DIRECTION: Which lines in the records below contain the word "Under"? Copy each of them.

Records contained in a dataset:
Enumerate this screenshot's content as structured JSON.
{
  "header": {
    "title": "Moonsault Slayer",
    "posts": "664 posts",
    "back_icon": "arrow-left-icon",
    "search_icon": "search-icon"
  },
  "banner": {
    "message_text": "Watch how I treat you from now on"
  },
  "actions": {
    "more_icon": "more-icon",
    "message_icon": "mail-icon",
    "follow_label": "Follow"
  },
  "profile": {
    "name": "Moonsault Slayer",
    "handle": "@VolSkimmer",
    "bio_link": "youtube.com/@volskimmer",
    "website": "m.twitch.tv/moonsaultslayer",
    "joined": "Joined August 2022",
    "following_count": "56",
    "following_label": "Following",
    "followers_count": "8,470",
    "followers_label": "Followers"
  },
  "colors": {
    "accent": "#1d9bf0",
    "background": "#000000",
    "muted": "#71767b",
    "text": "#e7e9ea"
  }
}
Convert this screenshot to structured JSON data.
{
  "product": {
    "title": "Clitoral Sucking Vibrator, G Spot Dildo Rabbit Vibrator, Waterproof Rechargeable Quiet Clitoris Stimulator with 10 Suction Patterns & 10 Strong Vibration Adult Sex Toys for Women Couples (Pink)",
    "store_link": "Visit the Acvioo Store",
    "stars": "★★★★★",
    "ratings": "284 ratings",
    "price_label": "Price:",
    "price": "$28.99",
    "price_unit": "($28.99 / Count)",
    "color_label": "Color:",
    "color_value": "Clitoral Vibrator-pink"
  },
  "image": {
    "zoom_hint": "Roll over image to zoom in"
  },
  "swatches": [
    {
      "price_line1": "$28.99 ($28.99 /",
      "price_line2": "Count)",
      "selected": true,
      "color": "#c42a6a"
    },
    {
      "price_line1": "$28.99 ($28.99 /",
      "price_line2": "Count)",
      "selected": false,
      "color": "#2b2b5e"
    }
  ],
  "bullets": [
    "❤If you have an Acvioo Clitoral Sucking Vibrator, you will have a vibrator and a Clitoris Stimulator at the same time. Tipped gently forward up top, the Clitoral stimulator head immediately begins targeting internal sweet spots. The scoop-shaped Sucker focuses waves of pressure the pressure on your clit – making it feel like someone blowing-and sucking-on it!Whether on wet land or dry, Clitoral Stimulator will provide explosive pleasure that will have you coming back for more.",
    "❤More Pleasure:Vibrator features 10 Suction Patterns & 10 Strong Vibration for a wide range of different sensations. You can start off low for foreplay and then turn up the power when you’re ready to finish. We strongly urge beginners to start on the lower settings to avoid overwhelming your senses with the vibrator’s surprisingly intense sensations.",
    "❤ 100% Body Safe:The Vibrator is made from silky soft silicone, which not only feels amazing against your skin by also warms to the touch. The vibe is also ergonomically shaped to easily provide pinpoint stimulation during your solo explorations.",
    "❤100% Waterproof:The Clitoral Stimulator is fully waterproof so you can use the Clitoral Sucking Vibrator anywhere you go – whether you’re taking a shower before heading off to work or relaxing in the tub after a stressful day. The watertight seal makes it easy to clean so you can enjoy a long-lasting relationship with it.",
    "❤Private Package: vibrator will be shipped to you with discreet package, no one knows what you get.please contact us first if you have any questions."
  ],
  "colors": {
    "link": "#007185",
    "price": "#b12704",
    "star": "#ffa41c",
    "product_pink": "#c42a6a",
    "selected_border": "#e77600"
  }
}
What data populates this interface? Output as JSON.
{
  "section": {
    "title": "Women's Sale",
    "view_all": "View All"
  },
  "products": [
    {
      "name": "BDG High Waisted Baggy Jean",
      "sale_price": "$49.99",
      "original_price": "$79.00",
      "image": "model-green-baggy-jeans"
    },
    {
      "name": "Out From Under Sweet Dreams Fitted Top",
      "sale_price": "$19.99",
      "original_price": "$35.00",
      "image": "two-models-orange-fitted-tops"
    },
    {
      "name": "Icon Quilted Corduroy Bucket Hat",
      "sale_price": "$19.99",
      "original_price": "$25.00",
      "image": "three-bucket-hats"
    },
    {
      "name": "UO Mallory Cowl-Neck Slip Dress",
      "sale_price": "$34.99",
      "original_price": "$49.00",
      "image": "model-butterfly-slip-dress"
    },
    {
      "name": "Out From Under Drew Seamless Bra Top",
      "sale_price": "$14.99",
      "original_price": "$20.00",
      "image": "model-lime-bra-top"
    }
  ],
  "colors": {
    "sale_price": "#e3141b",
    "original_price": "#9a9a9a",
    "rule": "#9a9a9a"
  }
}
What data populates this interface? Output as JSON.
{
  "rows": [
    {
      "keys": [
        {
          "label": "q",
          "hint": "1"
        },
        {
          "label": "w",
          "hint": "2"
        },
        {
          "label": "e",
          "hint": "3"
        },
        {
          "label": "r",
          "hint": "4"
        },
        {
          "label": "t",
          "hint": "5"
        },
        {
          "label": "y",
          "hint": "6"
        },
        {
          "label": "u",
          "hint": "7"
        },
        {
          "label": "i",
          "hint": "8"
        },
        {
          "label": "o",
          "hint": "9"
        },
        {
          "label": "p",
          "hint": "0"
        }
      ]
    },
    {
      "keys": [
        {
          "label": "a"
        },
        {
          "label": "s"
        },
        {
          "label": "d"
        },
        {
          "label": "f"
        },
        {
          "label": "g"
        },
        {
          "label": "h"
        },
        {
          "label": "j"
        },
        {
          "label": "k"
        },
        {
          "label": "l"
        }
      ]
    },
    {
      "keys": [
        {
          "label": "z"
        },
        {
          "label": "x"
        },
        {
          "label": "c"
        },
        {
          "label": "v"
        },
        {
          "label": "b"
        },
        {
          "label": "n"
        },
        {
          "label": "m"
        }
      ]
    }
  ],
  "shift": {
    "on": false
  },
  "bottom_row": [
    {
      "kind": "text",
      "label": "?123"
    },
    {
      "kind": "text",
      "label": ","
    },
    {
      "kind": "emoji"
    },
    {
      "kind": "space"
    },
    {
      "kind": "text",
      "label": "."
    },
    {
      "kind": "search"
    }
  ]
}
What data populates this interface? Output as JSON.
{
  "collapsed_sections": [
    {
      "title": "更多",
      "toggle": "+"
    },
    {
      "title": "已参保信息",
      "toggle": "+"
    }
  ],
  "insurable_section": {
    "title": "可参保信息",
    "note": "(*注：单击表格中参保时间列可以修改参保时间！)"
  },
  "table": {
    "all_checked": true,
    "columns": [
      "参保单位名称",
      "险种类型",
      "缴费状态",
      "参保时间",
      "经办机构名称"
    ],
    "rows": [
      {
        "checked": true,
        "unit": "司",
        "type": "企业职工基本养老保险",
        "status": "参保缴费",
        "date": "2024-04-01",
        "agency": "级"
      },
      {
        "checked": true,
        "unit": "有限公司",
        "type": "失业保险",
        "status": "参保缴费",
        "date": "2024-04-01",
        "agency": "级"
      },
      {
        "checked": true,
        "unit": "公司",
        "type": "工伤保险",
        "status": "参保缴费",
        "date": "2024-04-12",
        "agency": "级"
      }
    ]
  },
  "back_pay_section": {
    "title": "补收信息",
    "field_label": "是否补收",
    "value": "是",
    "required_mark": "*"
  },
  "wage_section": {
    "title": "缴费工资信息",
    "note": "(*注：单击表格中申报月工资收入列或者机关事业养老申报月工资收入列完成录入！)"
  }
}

RESULT FOR THIS TASK:
      "name": "Out From Under Sweet Dreams Fitted Top",
      "name": "Out From Under Drew Seamless Bra Top",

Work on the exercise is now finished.